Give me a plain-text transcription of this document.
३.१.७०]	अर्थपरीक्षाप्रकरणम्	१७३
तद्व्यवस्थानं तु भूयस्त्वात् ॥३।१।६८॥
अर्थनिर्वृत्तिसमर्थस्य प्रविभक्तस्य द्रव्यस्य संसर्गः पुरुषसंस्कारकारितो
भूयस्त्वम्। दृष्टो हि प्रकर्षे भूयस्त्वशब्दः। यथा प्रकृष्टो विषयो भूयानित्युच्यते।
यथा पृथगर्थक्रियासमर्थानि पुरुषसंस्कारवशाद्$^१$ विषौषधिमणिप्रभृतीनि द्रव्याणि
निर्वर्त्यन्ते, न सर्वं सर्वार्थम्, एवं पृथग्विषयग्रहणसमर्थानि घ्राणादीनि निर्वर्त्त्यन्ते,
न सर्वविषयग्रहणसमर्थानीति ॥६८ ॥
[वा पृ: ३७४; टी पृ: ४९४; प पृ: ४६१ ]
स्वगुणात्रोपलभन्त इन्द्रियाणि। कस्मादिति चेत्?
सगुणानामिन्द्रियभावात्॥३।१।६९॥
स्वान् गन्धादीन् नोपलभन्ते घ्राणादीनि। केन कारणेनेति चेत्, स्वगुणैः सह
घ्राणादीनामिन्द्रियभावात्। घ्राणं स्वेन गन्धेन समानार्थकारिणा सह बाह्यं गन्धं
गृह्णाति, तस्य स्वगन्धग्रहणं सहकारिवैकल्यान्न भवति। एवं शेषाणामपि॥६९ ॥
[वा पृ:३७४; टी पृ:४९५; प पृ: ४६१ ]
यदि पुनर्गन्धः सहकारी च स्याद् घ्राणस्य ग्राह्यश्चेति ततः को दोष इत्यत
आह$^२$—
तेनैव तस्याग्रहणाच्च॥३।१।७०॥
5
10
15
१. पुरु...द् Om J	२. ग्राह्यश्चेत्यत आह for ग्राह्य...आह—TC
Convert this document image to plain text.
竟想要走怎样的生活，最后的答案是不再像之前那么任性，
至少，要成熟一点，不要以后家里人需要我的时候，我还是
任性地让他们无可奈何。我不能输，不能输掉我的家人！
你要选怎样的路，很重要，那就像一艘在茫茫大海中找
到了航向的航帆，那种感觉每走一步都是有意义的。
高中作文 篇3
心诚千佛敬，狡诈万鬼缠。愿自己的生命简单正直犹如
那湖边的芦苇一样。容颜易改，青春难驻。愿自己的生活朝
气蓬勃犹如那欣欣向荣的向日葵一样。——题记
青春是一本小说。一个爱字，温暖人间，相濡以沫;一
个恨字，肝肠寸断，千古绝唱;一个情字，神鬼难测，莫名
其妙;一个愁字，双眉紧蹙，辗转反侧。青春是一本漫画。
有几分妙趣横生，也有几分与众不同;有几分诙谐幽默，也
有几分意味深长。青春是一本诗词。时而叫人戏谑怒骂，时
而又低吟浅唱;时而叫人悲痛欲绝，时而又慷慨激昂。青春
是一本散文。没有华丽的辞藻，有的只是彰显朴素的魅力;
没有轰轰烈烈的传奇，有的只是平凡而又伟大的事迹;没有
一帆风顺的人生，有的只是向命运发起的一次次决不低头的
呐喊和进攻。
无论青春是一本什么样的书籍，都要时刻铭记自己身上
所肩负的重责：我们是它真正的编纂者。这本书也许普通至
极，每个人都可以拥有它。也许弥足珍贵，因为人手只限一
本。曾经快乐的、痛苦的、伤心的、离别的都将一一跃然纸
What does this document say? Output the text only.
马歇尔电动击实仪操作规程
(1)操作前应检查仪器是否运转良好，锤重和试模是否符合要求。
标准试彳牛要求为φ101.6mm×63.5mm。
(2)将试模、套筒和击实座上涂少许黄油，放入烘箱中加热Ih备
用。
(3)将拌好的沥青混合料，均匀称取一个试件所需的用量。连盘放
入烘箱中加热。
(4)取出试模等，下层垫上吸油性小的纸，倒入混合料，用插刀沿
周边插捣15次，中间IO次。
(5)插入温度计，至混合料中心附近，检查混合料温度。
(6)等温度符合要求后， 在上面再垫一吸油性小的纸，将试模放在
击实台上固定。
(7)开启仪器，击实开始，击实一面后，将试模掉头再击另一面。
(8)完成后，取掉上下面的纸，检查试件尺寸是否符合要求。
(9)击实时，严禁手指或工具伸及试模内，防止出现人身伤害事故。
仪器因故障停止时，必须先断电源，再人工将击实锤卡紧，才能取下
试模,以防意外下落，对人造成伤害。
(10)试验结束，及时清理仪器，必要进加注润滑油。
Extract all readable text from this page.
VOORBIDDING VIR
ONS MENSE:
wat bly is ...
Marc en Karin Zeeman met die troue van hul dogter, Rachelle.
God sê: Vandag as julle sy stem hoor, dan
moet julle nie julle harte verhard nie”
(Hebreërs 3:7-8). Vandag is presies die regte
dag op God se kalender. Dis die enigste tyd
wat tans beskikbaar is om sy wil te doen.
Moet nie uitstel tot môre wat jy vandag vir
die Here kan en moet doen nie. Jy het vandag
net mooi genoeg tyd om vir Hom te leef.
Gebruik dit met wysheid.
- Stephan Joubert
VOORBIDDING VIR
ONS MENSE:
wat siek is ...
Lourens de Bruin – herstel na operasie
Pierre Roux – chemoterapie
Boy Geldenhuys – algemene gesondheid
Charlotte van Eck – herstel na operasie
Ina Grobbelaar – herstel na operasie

-------------------------

**Task prompt**
Count the lines of the data that include the string "doen", and give only that number.

**Exercise answer**
2